Short exercise
Determine the number of lines in the data that include the word "year", and write only that number.

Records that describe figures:

------------------------------------------------

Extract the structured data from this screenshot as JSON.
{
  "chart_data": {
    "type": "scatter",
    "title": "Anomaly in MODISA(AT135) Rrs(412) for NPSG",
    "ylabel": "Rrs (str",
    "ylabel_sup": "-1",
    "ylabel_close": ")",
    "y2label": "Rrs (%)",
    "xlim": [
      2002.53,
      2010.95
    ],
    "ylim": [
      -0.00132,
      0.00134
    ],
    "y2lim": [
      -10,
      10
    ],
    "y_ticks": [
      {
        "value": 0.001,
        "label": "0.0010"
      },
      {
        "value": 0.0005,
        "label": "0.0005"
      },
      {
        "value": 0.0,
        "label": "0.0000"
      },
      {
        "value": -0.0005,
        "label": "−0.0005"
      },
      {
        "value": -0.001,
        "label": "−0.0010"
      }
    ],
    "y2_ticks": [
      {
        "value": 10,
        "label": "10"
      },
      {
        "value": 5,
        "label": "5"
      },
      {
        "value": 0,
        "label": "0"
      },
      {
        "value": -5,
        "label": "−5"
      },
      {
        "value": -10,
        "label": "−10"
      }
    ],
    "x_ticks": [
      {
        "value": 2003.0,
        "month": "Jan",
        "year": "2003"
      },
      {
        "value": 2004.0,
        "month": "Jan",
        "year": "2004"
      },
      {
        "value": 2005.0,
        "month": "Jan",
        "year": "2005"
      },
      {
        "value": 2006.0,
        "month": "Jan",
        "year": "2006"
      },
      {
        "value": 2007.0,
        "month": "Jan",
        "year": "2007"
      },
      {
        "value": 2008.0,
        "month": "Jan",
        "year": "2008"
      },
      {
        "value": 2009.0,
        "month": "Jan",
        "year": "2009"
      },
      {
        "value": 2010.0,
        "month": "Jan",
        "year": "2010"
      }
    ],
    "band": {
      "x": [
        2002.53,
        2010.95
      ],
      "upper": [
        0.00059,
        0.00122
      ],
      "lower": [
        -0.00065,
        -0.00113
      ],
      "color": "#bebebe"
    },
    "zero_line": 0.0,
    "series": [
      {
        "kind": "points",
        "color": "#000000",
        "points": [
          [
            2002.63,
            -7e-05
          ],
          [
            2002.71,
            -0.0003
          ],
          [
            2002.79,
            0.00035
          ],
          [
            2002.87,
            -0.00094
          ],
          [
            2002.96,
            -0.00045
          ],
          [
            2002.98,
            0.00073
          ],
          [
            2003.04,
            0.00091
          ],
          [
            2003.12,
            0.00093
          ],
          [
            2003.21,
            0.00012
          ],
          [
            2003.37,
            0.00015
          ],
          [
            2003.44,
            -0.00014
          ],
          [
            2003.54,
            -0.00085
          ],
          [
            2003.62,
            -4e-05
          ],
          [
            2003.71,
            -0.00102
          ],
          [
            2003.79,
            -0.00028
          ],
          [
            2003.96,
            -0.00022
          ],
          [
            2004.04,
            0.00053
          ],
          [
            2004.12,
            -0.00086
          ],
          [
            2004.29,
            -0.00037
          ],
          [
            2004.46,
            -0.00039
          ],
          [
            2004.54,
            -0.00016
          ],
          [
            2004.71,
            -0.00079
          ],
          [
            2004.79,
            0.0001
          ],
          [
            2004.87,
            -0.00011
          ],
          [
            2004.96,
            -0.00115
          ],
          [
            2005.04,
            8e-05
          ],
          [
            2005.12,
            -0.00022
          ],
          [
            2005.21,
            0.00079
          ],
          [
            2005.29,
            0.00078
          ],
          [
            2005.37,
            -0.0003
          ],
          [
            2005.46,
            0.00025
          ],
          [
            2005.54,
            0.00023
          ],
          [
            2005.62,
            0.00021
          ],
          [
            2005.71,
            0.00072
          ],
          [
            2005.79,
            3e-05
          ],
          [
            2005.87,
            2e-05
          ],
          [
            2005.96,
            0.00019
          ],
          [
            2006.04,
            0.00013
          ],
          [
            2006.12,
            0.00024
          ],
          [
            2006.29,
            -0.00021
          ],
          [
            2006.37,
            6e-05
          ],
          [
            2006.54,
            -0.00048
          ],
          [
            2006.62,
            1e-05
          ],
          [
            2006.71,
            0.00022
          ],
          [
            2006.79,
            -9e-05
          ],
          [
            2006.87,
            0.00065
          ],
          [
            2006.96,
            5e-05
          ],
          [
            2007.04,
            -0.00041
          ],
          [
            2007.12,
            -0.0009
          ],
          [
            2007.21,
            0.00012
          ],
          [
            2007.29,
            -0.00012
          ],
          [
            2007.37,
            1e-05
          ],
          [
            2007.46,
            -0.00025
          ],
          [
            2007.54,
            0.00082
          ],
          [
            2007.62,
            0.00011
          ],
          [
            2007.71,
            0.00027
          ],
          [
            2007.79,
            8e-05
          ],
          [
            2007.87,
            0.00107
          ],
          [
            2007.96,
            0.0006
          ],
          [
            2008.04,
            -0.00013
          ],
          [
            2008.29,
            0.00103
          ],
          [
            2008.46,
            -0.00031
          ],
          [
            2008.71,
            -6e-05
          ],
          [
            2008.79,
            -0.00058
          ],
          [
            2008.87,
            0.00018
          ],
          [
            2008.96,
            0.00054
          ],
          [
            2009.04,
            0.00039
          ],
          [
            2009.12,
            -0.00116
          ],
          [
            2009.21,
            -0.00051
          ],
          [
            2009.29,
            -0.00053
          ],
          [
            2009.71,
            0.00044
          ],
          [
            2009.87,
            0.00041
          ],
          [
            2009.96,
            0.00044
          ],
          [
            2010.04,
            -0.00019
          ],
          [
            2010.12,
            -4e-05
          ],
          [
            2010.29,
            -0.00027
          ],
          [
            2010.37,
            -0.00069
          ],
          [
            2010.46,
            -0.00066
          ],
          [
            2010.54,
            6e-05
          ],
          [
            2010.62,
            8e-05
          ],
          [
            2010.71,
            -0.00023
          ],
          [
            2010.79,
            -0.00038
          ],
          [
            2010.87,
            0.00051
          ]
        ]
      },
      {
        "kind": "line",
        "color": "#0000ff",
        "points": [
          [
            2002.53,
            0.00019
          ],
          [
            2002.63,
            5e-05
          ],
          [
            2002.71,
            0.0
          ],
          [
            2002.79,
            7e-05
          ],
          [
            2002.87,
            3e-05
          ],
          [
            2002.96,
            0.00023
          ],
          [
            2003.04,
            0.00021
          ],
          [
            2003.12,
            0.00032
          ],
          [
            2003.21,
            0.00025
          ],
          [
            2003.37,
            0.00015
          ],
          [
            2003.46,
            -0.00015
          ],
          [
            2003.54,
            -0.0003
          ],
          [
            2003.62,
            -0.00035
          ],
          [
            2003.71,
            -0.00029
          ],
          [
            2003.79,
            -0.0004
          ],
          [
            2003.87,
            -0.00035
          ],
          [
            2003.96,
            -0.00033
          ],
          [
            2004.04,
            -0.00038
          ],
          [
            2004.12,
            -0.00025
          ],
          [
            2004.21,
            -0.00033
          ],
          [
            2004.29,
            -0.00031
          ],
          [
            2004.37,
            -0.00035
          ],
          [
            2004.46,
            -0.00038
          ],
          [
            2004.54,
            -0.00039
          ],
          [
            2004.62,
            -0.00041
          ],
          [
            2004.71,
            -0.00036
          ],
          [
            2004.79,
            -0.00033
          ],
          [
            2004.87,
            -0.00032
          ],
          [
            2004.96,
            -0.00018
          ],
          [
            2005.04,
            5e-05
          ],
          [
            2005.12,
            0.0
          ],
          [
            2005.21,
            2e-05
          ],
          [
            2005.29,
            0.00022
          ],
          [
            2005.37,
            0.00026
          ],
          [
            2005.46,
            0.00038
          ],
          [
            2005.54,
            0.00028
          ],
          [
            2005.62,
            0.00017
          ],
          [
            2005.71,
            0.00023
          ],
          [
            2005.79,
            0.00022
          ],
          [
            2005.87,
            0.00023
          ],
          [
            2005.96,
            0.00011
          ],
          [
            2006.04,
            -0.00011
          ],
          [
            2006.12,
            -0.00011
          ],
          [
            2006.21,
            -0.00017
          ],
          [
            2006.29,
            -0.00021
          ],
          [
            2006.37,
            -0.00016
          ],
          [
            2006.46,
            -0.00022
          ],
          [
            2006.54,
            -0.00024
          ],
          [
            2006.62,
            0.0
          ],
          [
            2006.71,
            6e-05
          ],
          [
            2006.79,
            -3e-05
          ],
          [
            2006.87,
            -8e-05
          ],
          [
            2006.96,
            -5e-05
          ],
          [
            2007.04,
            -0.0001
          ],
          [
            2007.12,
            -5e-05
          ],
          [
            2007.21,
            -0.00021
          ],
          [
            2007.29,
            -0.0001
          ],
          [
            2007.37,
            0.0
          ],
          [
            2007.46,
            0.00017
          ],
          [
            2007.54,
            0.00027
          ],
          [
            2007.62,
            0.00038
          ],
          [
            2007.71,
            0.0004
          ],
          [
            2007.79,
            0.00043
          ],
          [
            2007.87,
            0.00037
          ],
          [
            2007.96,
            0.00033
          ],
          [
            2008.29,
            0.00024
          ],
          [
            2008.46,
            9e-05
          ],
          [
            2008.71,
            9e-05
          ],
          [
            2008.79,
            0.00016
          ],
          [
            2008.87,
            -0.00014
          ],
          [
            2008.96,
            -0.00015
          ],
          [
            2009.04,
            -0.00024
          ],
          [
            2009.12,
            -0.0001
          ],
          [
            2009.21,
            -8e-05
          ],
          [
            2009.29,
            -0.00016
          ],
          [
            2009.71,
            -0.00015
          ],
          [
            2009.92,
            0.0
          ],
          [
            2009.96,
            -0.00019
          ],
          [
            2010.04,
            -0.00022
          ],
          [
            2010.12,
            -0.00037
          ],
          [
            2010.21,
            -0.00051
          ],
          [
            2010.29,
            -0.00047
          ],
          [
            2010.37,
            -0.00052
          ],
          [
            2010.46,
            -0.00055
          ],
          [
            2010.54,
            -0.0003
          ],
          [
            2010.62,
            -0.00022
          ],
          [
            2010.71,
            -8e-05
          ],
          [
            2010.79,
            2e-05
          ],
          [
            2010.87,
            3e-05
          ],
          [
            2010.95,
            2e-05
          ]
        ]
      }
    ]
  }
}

------------------------------------------------

Result for this task
8